■ Excerpted passage:
▶
I had a Following on order, but have to wait until the spring as they did not get any more XL frames.

This looks intriguing as I am a fan of the Horst Link and geo looks spot on for what I like, but for +/- $250 more, the carbon Following seems like the way to go.
  • + 4
 I rode the Process 111 on a demo day, right after riding 153. I came to the place on my Blur Trc. I rode similar trails all day and I must say that even my blur wasn't getting so stopped by the chatter. I was riding 111 behind a dude on Banshee Spitfire, I was behind him for most of the time, then we went into the rocks and I saw him riding away, while the rear wheel felt like anchor. WHenever I wanted to pop something, all I was hearing was boing and felt the hardtail like resistance. Even my Blur felt smoother while 153 was just rolling over anything on that trail. Could have been a bit too much air in the shokc but I don't think that was the reason, since I ride my Blur quite firm.

Thanks for the tips, I will be filling my account for the Black Friday then... seems like Enduro 29 comp + Reverb + charger damper for Pike RC + all sort of old X9/XT gearing I already own is a good choice. Arerims on Fattie wheelset any light? I mean, any chance for them to be under 600g? My carbon days are over.
  • + 7
 ....and The Following fits a bottle cage. A small but important detail for those of us that can't stand riding with a pack.
  • + 1
 Actually?
  • + 1
 My E29er has been a mixed bag. It climbs extremely well, and on smooth, xc type trails that I normally rode my hard tail on it never felt like overkill or I had way too much travel. It feels so good on the smooth stuff that I'm selling my hard tail. Theres no point in keeping it. The ultra short chainstays also make it a demon on very tight, twisty trails and switchbacks; you can also pump it over rollers and around sharp berms like it has half the travel.

That being said, the 67.5 degree HT angle is the achilles heel for the bike. Way to steep. On all my local DH trails I can't shred with near the confidence of my old freeride bike with a 65 degree HT angle, despite the similar travel. I've gone OTB more this past spring than the last several seasons combined. Since the big S uses proprietary headsets, you can't drop an angleset, and also with the proprietary rear shock yoke you can only use one offset bushing, giving you less than half a degree of adjustment.
◀
■ Rows:
▶
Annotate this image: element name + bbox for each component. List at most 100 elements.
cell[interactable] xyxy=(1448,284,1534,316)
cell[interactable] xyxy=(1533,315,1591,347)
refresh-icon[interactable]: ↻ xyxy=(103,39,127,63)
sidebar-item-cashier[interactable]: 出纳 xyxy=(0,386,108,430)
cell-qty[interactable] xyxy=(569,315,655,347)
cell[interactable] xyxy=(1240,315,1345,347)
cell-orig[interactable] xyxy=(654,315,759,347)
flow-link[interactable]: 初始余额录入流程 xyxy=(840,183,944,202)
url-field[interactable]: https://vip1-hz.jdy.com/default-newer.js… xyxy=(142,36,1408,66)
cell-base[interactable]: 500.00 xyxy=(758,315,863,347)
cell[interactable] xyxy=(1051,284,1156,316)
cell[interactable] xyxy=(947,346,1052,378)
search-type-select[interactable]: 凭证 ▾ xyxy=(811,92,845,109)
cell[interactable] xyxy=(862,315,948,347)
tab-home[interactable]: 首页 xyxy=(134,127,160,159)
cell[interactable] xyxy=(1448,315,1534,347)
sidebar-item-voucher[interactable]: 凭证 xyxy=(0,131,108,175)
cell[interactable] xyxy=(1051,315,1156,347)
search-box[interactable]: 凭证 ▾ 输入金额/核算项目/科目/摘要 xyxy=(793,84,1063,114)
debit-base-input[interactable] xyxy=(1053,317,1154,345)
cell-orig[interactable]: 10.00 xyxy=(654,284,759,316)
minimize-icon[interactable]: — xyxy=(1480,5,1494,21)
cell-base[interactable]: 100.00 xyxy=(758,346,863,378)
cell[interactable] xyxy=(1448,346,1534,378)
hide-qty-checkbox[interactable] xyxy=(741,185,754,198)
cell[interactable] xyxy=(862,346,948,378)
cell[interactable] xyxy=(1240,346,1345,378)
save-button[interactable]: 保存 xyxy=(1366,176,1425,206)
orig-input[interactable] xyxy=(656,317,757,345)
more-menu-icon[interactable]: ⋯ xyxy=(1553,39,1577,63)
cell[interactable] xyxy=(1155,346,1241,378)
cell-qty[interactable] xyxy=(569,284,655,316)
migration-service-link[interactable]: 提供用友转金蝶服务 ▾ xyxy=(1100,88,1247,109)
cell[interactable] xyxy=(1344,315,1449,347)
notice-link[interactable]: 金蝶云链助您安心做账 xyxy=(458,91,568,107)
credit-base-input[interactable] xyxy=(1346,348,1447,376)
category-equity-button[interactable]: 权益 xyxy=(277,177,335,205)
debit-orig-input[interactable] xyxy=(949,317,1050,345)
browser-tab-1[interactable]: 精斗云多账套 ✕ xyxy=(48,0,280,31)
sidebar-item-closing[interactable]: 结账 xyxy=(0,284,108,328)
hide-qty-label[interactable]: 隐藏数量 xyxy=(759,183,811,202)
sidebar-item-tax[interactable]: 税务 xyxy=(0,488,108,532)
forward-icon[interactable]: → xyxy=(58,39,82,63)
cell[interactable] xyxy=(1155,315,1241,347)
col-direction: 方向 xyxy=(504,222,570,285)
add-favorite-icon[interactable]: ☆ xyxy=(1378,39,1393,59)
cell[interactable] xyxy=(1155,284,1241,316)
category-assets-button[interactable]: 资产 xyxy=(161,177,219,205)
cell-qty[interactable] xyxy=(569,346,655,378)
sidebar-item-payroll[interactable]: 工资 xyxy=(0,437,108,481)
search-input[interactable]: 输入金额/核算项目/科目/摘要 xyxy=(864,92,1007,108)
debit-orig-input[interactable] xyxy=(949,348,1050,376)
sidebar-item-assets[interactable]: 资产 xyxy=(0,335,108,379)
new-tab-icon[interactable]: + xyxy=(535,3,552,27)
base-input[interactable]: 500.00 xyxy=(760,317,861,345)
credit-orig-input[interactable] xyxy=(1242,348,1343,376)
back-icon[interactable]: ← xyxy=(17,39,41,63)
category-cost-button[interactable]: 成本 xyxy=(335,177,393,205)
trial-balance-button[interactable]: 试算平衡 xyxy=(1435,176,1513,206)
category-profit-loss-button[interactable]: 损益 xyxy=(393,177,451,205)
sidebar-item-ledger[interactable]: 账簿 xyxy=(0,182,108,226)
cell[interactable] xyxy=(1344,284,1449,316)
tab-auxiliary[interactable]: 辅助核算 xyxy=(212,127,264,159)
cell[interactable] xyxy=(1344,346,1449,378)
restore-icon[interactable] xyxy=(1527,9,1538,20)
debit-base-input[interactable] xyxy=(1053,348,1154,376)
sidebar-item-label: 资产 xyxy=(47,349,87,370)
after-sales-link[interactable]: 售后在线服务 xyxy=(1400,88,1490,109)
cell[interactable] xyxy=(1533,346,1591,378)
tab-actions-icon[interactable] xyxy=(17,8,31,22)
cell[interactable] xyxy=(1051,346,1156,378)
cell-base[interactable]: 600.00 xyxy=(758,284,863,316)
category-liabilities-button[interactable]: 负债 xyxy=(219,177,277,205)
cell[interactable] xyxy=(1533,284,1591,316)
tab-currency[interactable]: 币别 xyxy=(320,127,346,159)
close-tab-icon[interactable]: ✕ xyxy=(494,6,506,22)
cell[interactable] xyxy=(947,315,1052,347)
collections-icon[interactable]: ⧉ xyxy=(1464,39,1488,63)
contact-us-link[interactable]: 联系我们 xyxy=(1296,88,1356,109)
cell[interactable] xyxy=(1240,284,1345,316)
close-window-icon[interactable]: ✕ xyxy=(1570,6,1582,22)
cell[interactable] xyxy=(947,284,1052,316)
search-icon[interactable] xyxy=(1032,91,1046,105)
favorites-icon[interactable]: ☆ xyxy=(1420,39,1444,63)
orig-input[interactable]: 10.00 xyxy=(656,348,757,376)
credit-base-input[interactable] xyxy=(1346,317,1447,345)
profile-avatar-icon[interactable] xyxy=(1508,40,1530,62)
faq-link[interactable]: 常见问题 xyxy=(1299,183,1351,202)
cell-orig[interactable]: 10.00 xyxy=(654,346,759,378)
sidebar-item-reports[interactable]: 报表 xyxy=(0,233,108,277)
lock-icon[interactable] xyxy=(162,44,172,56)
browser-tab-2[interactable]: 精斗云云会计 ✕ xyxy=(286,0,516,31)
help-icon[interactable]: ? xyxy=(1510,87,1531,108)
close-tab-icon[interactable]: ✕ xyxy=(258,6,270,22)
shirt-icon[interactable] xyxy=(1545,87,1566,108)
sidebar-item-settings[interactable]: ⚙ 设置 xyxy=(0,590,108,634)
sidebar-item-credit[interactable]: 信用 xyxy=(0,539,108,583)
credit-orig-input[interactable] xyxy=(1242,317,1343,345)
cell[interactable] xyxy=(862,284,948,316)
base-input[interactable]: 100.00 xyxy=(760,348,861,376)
◀
According to the bike forum comments, what is the head tube angle of the E29er?

67.5 degrees.